> **Exercise 1**
In the records below, duplicate every line from the one containing "178, 686, 193]" down to the one containing "246, 59, 260]", with both of those lines included.

+++ Page extract +++

Many countries critical to the global effort to tackle climate change have poor human rights records. Democracies must find ways to ensure progress on both fronts.

Published on November 10, 2022

Daniel BaerDirector of the Europe Program at the Carnegie Endowment for International Peace

No, democracies don’t downplay human rights in order to engage authoritarians on climate, or at least they shouldn’t. In fact, in Egypt, where I am for COP27 as I write this, a climate diplomacy event has ended up shining a spotlight on Egypt’s poor human rights record, as the sister of Alaa Abd el-Fattah, the British-Egyptian activist, was shouted down by a pro-government member of parliament, who was then removed by UN security.

Authoritarians and would-be authoritarians—including those in democracies—are generally bad on both human rights and climate. Human rights and climate action both serve the interests—and rights—of the many. Authoritarians typically serve the few. Trading off human rights for climate action won’t work; this isn’t the same as when democracies look the other way because of an economic relationship.

+++ Source data +++

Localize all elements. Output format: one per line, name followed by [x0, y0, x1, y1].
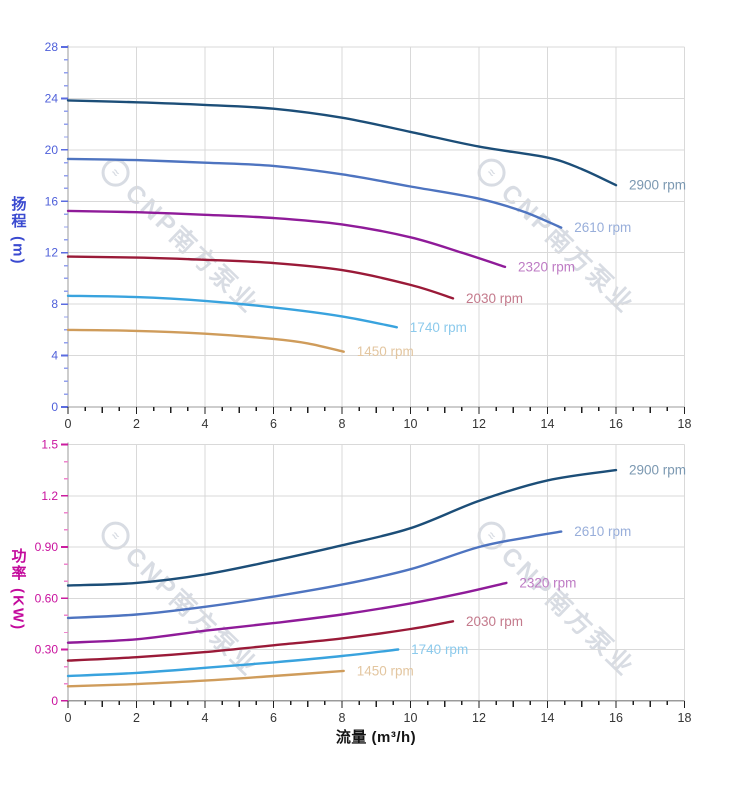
head-curve-label-2900-rpm: 2900 rpm	[629, 178, 686, 193]
head-y-tick-label: 20	[45, 143, 59, 157]
head-curves: 2900 rpm 2610 rpm 2320 rpm 2030 rpm 1740 rpm…	[66, 99, 686, 359]
power-curve-2610-rpm	[66, 530, 563, 620]
power-x-tick-label: 4	[202, 711, 209, 725]
power-x-tick-label: 18	[678, 711, 692, 725]
head-curve-1450-rpm	[66, 328, 345, 353]
power-curve-2030-rpm	[66, 620, 455, 662]
power-y-tick-label: 0.90	[35, 540, 59, 554]
head-x-tick-label: 10	[404, 417, 418, 431]
power-x-tick-label: 0	[65, 711, 72, 725]
power-axis-title: 功率 (KW)	[9, 548, 27, 632]
head-x-tick-label: 18	[678, 417, 692, 431]
power-curve-2320-rpm	[66, 581, 508, 644]
power-curve-label-1450-rpm: 1450 rpm	[357, 663, 414, 678]
power-y-tick-label: 0	[51, 694, 58, 708]
head-y-tick-label: 12	[45, 246, 59, 260]
power-curve-label-2900-rpm: 2900 rpm	[629, 463, 686, 478]
head-x-tick-label: 14	[541, 417, 555, 431]
head-curve-1740-rpm	[66, 294, 398, 329]
power-x-tick-label: 14	[541, 711, 555, 725]
head-x-tick-label: 12	[472, 417, 486, 431]
power-curves: 2900 rpm 2610 rpm 2320 rpm 2030 rpm 1740 rpm…	[66, 463, 686, 688]
power-curve-label-2610-rpm: 2610 rpm	[574, 524, 631, 539]
power-curve-2900-rpm	[66, 468, 618, 587]
power-axes	[67, 442, 685, 702]
head-y-tick-label: 4	[51, 349, 58, 363]
power-x-tick-label: 6	[270, 711, 277, 725]
power-curve-label-2320-rpm: 2320 rpm	[519, 575, 576, 590]
power-curve-1740-rpm	[66, 648, 400, 678]
power-curve-1450-rpm	[66, 669, 345, 688]
head-curve-label-1740-rpm: 1740 rpm	[410, 320, 467, 335]
head-x-ticks: 0 2 4 6 8 10 12 14 16 18	[65, 407, 692, 431]
head-curve-2030-rpm	[66, 255, 455, 300]
power-x-tick-label: 12	[472, 711, 486, 725]
head-curve-label-2320-rpm: 2320 rpm	[518, 259, 575, 274]
head-curve-label-2030-rpm: 2030 rpm	[466, 291, 523, 306]
power-y-tick-label: 0.60	[35, 591, 59, 605]
power-x-tick-label: 16	[609, 711, 623, 725]
power-grid	[68, 444, 685, 701]
head-x-tick-label: 16	[609, 417, 623, 431]
power-y-ticks: 0 0.30 0.60 0.90 1.2 1.5	[35, 438, 68, 708]
head-x-tick-label: 0	[65, 417, 72, 431]
head-y-ticks: 0 4 8 12 16 20 24 28	[45, 40, 68, 414]
flow-axis-title: 流量 (m³/h)	[335, 729, 417, 746]
head-y-tick-label: 24	[45, 91, 59, 105]
power-x-tick-label: 8	[339, 711, 346, 725]
head-curve-2610-rpm	[66, 157, 563, 229]
head-y-tick-label: 8	[51, 297, 58, 311]
power-x-tick-label: 10	[404, 711, 418, 725]
head-axis-title: 扬程 (m)	[9, 196, 27, 266]
head-grid	[68, 46, 685, 407]
head-x-tick-label: 2	[133, 417, 140, 431]
head-curve-2320-rpm	[66, 209, 507, 269]
head-x-tick-label: 4	[202, 417, 209, 431]
head-y-tick-label: 0	[51, 400, 58, 414]
head-y-tick-label: 16	[45, 194, 59, 208]
head-curve-label-2610-rpm: 2610 rpm	[574, 220, 631, 235]
head-x-tick-label: 8	[339, 417, 346, 431]
head-curve-label-1450-rpm: 1450 rpm	[357, 344, 414, 359]
power-curve-label-1740-rpm: 1740 rpm	[411, 642, 468, 657]
power-curve-label-2030-rpm: 2030 rpm	[466, 614, 523, 629]
head-x-tick-label: 6	[270, 417, 277, 431]
power-y-tick-label: 1.2	[41, 489, 58, 503]
power-x-ticks: 0 2 4 6 8 10 12 14 16 18	[65, 700, 692, 725]
head-y-tick-label: 28	[45, 40, 59, 54]
power-y-tick-label: 0.30	[35, 643, 59, 657]
head-curve-2900-rpm	[66, 99, 618, 187]
power-y-tick-label: 1.5	[41, 438, 58, 452]
power-x-tick-label: 2	[133, 711, 140, 725]
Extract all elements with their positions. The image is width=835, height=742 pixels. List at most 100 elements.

+++

> **Exercise 2**
From the article on human rights and climate above, set down everything from "Daniel BaerDirector of" down to "by UN security." word for word.

> **Worked answer 1**
head-curve-label-2900-rpm: 2900 rpm	[629, 178, 686, 193]
head-y-tick-label: 20	[45, 143, 59, 157]
head-curves: 2900 rpm 2610 rpm 2320 rpm 2030 rpm 1740 rpm…	[66, 99, 686, 359]
power-curve-2610-rpm	[66, 530, 563, 620]
power-x-tick-label: 4	[202, 711, 209, 725]
power-x-tick-label: 18	[678, 711, 692, 725]
head-curve-1450-rpm	[66, 328, 345, 353]
power-curve-2030-rpm	[66, 620, 455, 662]
power-y-tick-label: 0.90	[35, 540, 59, 554]
head-x-tick-label: 10	[404, 417, 418, 431]
power-x-tick-label: 0	[65, 711, 72, 725]
power-axis-title: 功率 (KW)	[9, 548, 27, 632]
head-x-tick-label: 18	[678, 417, 692, 431]
power-curve-2320-rpm	[66, 581, 508, 644]
power-curve-label-1450-rpm: 1450 rpm	[357, 663, 414, 678]
power-y-tick-label: 0	[51, 694, 58, 708]
head-y-tick-label: 12	[45, 246, 59, 260]

> **Worked answer 2**
Daniel BaerDirector of the Europe Program at the Carnegie Endowment for International Peace

No, democracies don’t downplay human rights in order to engage authoritarians on climate, or at least they shouldn’t. In fact, in Egypt, where I am for COP27 as I write this, a climate diplomacy event has ended up shining a spotlight on Egypt’s poor human rights record, as the sister of Alaa Abd el-Fattah, the British-Egyptian activist, was shouted down by a pro-government member of parliament, who was then removed by UN security.